## TASK GOAL
Go through the data and copy every line exactly, but not the images.

** start DATA SHOWN **

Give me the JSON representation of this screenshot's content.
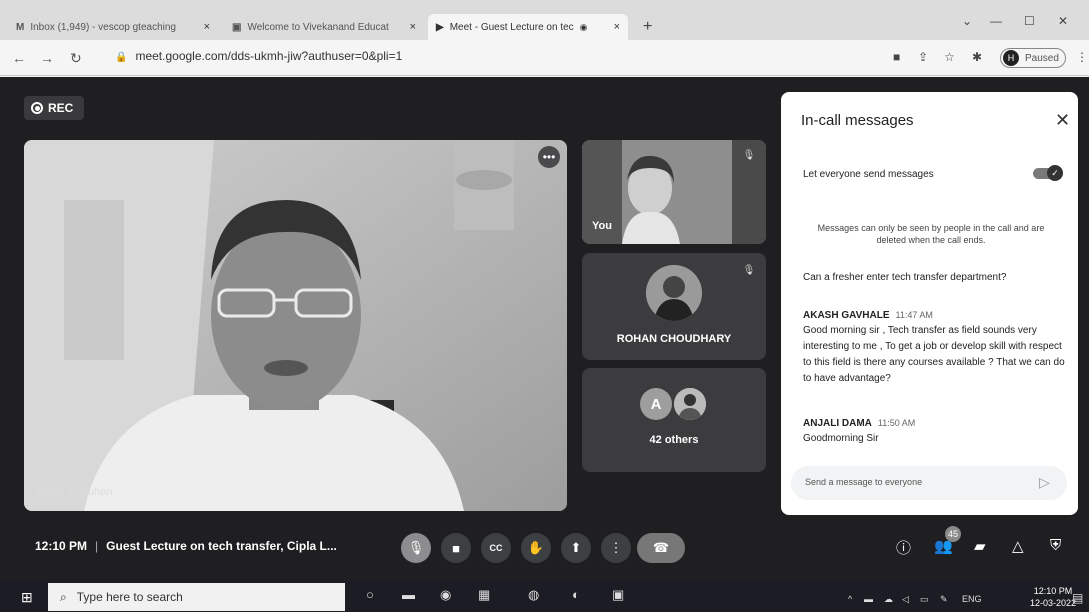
{
  "browser": {
    "tabs": [
      {
        "icon": "M",
        "title": "Inbox (1,949) - vescop gteaching",
        "close": "×"
      },
      {
        "icon": "▣",
        "title": "Welcome to Vivekanand Educat",
        "close": "×"
      },
      {
        "icon": "▶",
        "title": "Meet - Guest Lecture on tec",
        "close": "×"
      }
    ],
    "new_tab": "+",
    "url": "meet.google.com/dds-ukmh-jiw?authuser=0&pli=1",
    "profile_initial": "H",
    "profile_label": "Paused"
  },
  "meet": {
    "rec_label": "REC",
    "main_speaker_name": "Jitesh Chauhan",
    "self_label": "You",
    "participant_name": "ROHAN CHOUDHARY",
    "others_initial": "A",
    "others_label": "42 others",
    "time": "12:10 PM",
    "meeting_title": "Guest Lecture on tech transfer, Cipla L...",
    "participant_count": "45"
  },
  "panel": {
    "title": "In-call messages",
    "toggle_label": "Let everyone send messages",
    "note": "Messages can only be seen by people in the call and are deleted when the call ends.",
    "messages": [
      {
        "author": "",
        "time": "",
        "text": "Can a fresher enter tech transfer department?"
      },
      {
        "author": "AKASH GAVHALE",
        "time": "11:47 AM",
        "text": "Good morning sir , Tech transfer as field sounds very interesting to me , To get a job or develop skill with respect to this field is there any courses available ? That we can do to have advantage?"
      },
      {
        "author": "ANJALI DAMA",
        "time": "11:50 AM",
        "text": "Goodmorning Sir"
      }
    ],
    "input_placeholder": "Send a message to everyone"
  },
  "taskbar": {
    "search_placeholder": "Type here to search",
    "lang": "ENG",
    "time": "12:10 PM",
    "date": "12-03-2022"
  }
}
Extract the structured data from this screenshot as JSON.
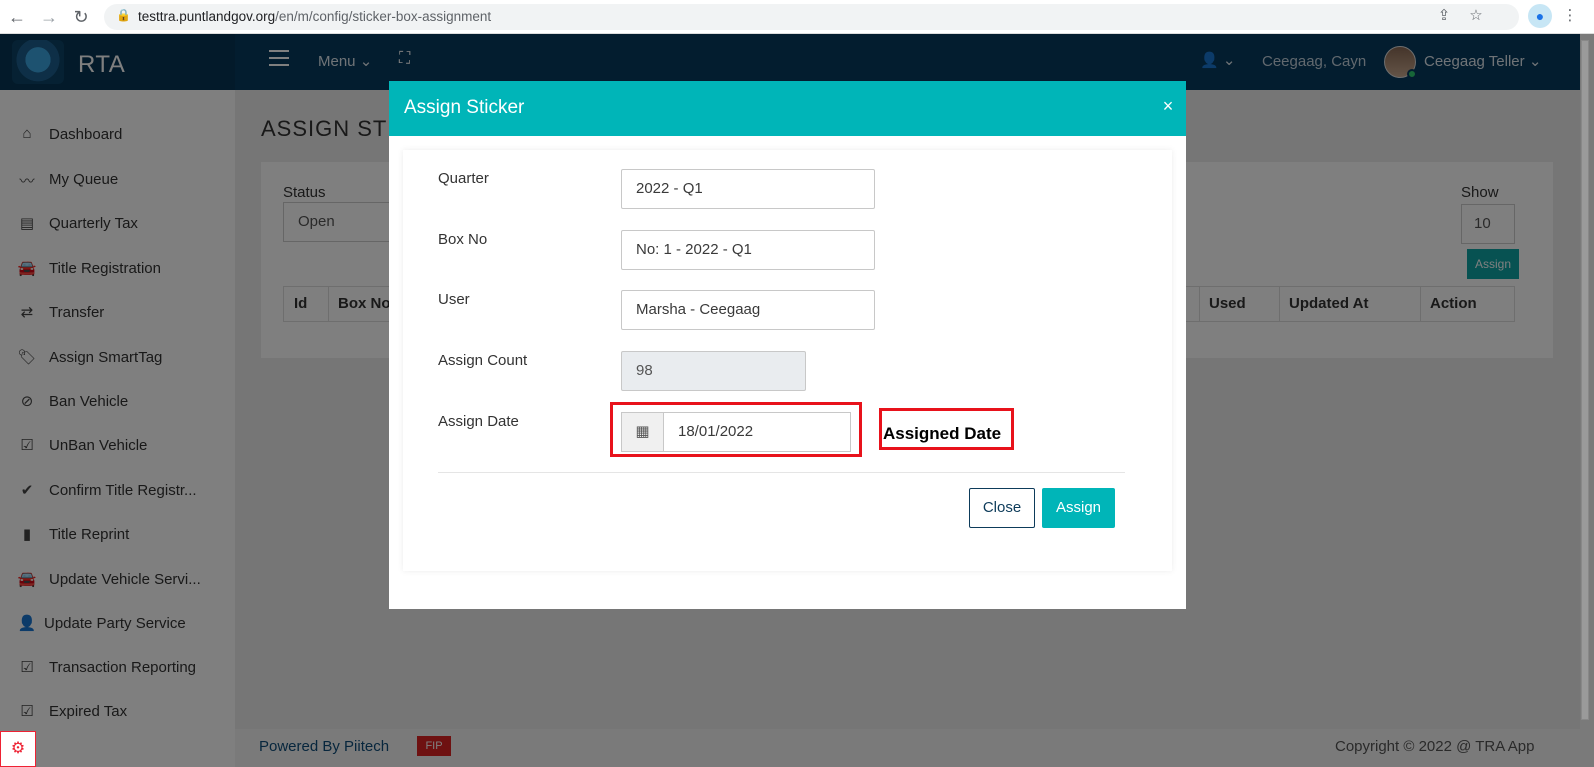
{
  "browser": {
    "url_host": "testtra.puntlandgov.org",
    "url_path": "/en/m/config/sticker-box-assignment"
  },
  "header": {
    "app_name": "RTA",
    "menu_label": "Menu",
    "user_short": "Ceegaag, Cayn",
    "user_role": "Ceegaag Teller"
  },
  "sidebar": {
    "items": [
      {
        "label": "Dashboard",
        "icon": "home-icon"
      },
      {
        "label": "My Queue",
        "icon": "trend-icon"
      },
      {
        "label": "Quarterly Tax",
        "icon": "list-icon"
      },
      {
        "label": "Title Registration",
        "icon": "car-icon"
      },
      {
        "label": "Transfer",
        "icon": "exchange-icon"
      },
      {
        "label": "Assign SmartTag",
        "icon": "tags-icon"
      },
      {
        "label": "Ban Vehicle",
        "icon": "ban-icon"
      },
      {
        "label": "UnBan Vehicle",
        "icon": "check-square-icon"
      },
      {
        "label": "Confirm Title Registr...",
        "icon": "check-icon"
      },
      {
        "label": "Title Reprint",
        "icon": "file-icon"
      },
      {
        "label": "Update Vehicle Servi...",
        "icon": "car-icon"
      },
      {
        "label": "Update Party Service",
        "icon": "user-icon"
      },
      {
        "label": "Transaction Reporting",
        "icon": "check-square-icon"
      },
      {
        "label": "Expired Tax",
        "icon": "check-square-icon"
      }
    ]
  },
  "page": {
    "title": "ASSIGN STI",
    "status_label": "Status",
    "status_value": "Open",
    "show_label": "Show",
    "show_value": "10",
    "assign_button": "Assign",
    "columns": [
      "Id",
      "Box No",
      "Used",
      "Updated At",
      "Action"
    ]
  },
  "footer": {
    "powered_by": "Powered By Piitech",
    "badge": "FIP",
    "copyright": "Copyright © 2022 @ TRA App"
  },
  "modal": {
    "title": "Assign Sticker",
    "close_symbol": "×",
    "fields": {
      "quarter_label": "Quarter",
      "quarter_value": "2022 - Q1",
      "box_label": "Box No",
      "box_value": "No: 1 - 2022 - Q1",
      "user_label": "User",
      "user_value": "Marsha - Ceegaag",
      "count_label": "Assign Count",
      "count_value": "98",
      "date_label": "Assign Date",
      "date_value": "18/01/2022"
    },
    "annotation": "Assigned Date",
    "close_button": "Close",
    "assign_button": "Assign"
  },
  "colors": {
    "accent": "#00b5b8",
    "header": "#073b5e",
    "annotation_border": "#e8121b"
  }
}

** end DATA SHOWN **

## COMPLETE OUTPUT
Give me the JSON representation of this screenshot's content.
{
  "browser": {
    "tabs": [
      {
        "icon": "M",
        "title": "Inbox (1,949) - vescop gteaching",
        "close": "×"
      },
      {
        "icon": "▣",
        "title": "Welcome to Vivekanand Educat",
        "close": "×"
      },
      {
        "icon": "▶",
        "title": "Meet - Guest Lecture on tec",
        "close": "×"
      }
    ],
    "new_tab": "+",
    "url": "meet.google.com/dds-ukmh-jiw?authuser=0&pli=1",
    "profile_initial": "H",
    "profile_label": "Paused"
  },
  "meet": {
    "rec_label": "REC",
    "main_speaker_name": "Jitesh Chauhan",
    "self_label": "You",
    "participant_name": "ROHAN CHOUDHARY",
    "others_initial": "A",
    "others_label": "42 others",
    "time": "12:10 PM",
    "meeting_title": "Guest Lecture on tech transfer, Cipla L...",
    "participant_count": "45"
  },
  "panel": {
    "title": "In-call messages",
    "toggle_label": "Let everyone send messages",
    "note": "Messages can only be seen by people in the call and are deleted when the call ends.",
    "messages": [
      {
        "author": "",
        "time": "",
        "text": "Can a fresher enter tech transfer department?"
      },
      {
        "author": "AKASH GAVHALE",
        "time": "11:47 AM",
        "text": "Good morning sir , Tech transfer as field sounds very interesting to me , To get a job or develop skill with respect to this field is there any courses available ? That we can do to have advantage?"
      },
      {
        "author": "ANJALI DAMA",
        "time": "11:50 AM",
        "text": "Goodmorning Sir"
      }
    ],
    "input_placeholder": "Send a message to everyone"
  },
  "taskbar": {
    "search_placeholder": "Type here to search",
    "lang": "ENG",
    "time": "12:10 PM",
    "date": "12-03-2022"
  }
}
Extract the structured data from this screenshot as JSON.
{
  "browser": {
    "url_host": "testtra.puntlandgov.org",
    "url_path": "/en/m/config/sticker-box-assignment"
  },
  "header": {
    "app_name": "RTA",
    "menu_label": "Menu",
    "user_short": "Ceegaag, Cayn",
    "user_role": "Ceegaag Teller"
  },
  "sidebar": {
    "items": [
      {
        "label": "Dashboard",
        "icon": "home-icon"
      },
      {
        "label": "My Queue",
        "icon": "trend-icon"
      },
      {
        "label": "Quarterly Tax",
        "icon": "list-icon"
      },
      {
        "label": "Title Registration",
        "icon": "car-icon"
      },
      {
        "label": "Transfer",
        "icon": "exchange-icon"
      },
      {
        "label": "Assign SmartTag",
        "icon": "tags-icon"
      },
      {
        "label": "Ban Vehicle",
        "icon": "ban-icon"
      },
      {
        "label": "UnBan Vehicle",
        "icon": "check-square-icon"
      },
      {
        "label": "Confirm Title Registr...",
        "icon": "check-icon"
      },
      {
        "label": "Title Reprint",
        "icon": "file-icon"
      },
      {
        "label": "Update Vehicle Servi...",
        "icon": "car-icon"
      },
      {
        "label": "Update Party Service",
        "icon": "user-icon"
      },
      {
        "label": "Transaction Reporting",
        "icon": "check-square-icon"
      },
      {
        "label": "Expired Tax",
        "icon": "check-square-icon"
      }
    ]
  },
  "page": {
    "title": "ASSIGN STI",
    "status_label": "Status",
    "status_value": "Open",
    "show_label": "Show",
    "show_value": "10",
    "assign_button": "Assign",
    "columns": [
      "Id",
      "Box No",
      "Used",
      "Updated At",
      "Action"
    ]
  },
  "footer": {
    "powered_by": "Powered By Piitech",
    "badge": "FIP",
    "copyright": "Copyright © 2022 @ TRA App"
  },
  "modal": {
    "title": "Assign Sticker",
    "close_symbol": "×",
    "fields": {
      "quarter_label": "Quarter",
      "quarter_value": "2022 - Q1",
      "box_label": "Box No",
      "box_value": "No: 1 - 2022 - Q1",
      "user_label": "User",
      "user_value": "Marsha - Ceegaag",
      "count_label": "Assign Count",
      "count_value": "98",
      "date_label": "Assign Date",
      "date_value": "18/01/2022"
    },
    "annotation": "Assigned Date",
    "close_button": "Close",
    "assign_button": "Assign"
  },
  "colors": {
    "accent": "#00b5b8",
    "header": "#073b5e",
    "annotation_border": "#e8121b"
  }
}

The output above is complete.